▶ [Exercise objective]: Lines holding the string "name" are the ones to copy; find them all in the data.

[Figure collection entries]
* * *

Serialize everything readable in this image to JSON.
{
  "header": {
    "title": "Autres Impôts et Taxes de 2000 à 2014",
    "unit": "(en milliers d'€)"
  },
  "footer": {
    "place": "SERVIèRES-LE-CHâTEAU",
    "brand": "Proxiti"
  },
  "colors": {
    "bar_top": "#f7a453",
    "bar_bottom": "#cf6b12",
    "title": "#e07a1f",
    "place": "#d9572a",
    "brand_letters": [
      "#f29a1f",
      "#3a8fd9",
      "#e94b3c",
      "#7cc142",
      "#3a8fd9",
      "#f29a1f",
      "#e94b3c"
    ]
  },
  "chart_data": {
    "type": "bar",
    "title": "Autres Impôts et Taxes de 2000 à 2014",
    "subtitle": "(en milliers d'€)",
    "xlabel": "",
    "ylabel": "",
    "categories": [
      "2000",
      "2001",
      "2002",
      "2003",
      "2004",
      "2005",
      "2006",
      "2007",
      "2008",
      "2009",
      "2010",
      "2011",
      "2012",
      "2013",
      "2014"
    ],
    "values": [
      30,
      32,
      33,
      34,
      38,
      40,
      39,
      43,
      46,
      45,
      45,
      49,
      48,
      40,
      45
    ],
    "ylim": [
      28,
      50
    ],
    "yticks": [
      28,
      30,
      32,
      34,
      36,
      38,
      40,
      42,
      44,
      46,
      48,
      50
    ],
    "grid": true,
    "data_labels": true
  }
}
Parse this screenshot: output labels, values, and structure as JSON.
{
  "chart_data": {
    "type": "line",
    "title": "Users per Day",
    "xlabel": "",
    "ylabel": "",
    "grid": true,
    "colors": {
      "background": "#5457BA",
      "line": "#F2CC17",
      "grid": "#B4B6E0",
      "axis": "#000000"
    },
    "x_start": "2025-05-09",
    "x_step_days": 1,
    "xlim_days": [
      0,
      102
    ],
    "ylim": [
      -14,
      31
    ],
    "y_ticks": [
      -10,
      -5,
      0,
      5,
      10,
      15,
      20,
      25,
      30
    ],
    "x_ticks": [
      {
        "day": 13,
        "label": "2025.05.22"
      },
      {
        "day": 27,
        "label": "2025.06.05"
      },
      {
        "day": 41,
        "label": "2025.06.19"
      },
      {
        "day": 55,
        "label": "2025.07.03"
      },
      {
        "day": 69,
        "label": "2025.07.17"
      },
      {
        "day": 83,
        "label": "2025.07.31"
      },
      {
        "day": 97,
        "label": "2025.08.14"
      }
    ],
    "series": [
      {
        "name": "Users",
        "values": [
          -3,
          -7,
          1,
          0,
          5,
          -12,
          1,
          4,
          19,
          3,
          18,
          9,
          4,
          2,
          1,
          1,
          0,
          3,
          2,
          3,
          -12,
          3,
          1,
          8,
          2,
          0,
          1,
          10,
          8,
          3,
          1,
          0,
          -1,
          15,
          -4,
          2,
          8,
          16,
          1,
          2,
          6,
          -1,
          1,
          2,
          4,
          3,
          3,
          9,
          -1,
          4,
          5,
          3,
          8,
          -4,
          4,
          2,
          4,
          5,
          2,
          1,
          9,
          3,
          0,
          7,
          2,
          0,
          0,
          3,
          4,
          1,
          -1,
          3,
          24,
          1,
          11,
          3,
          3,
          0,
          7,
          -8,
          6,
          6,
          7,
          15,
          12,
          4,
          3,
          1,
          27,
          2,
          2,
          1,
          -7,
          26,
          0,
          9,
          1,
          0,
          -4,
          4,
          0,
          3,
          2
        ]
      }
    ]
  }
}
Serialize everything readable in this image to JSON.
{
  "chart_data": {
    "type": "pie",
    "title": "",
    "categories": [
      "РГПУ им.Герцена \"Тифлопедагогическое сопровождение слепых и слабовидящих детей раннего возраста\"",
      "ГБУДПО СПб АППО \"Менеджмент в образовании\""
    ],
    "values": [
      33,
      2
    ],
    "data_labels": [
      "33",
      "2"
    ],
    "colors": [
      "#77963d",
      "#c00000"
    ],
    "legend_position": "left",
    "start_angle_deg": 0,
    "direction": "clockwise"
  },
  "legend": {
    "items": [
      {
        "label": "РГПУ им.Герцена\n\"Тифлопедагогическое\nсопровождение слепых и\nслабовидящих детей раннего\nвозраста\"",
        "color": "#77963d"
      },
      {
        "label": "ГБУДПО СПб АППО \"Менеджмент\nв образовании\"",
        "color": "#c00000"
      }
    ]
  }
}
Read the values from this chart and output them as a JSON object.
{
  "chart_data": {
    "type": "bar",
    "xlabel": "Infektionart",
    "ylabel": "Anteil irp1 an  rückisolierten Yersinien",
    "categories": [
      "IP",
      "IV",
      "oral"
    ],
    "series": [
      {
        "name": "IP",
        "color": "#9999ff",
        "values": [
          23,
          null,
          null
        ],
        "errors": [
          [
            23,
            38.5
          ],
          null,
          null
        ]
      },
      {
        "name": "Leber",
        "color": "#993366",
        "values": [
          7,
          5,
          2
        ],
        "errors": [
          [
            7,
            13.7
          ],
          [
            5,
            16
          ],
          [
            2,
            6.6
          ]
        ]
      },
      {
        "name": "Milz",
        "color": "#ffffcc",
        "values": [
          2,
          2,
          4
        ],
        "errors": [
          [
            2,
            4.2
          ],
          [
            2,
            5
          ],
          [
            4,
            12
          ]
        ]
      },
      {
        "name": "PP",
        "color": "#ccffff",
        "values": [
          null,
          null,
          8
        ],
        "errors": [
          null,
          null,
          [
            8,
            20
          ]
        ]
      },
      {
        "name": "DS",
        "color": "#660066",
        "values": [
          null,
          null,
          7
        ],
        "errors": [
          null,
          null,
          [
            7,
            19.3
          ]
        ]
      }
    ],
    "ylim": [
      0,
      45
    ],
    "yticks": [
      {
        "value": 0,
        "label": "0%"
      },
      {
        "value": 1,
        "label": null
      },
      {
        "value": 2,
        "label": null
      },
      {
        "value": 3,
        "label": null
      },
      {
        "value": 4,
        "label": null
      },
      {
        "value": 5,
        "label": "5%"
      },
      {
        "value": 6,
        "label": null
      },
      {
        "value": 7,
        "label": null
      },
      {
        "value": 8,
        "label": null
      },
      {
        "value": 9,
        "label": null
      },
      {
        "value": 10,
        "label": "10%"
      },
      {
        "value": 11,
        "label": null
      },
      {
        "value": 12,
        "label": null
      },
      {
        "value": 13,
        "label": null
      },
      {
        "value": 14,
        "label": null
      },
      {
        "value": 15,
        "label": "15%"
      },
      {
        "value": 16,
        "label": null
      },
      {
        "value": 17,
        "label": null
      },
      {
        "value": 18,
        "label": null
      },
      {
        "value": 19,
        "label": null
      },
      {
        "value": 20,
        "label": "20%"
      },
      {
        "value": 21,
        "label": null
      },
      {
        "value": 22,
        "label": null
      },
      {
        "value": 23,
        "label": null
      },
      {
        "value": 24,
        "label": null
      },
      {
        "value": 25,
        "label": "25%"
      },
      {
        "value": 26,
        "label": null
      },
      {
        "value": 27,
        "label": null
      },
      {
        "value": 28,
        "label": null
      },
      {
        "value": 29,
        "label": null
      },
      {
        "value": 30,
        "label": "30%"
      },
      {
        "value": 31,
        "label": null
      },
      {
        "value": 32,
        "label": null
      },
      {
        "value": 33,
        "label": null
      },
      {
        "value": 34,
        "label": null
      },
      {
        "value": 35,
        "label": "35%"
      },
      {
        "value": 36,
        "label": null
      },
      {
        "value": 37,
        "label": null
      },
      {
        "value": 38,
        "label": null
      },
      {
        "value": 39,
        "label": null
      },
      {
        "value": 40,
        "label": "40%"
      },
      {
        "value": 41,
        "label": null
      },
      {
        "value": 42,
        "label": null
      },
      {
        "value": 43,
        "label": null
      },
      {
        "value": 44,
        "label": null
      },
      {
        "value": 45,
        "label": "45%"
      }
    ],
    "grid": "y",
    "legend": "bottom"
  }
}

* * *

▶ [Response]:
        "name": "Users",
        "name": "IP",
        "name": "Leber",
        "name": "Milz",
        "name": "PP",
        "name": "DS",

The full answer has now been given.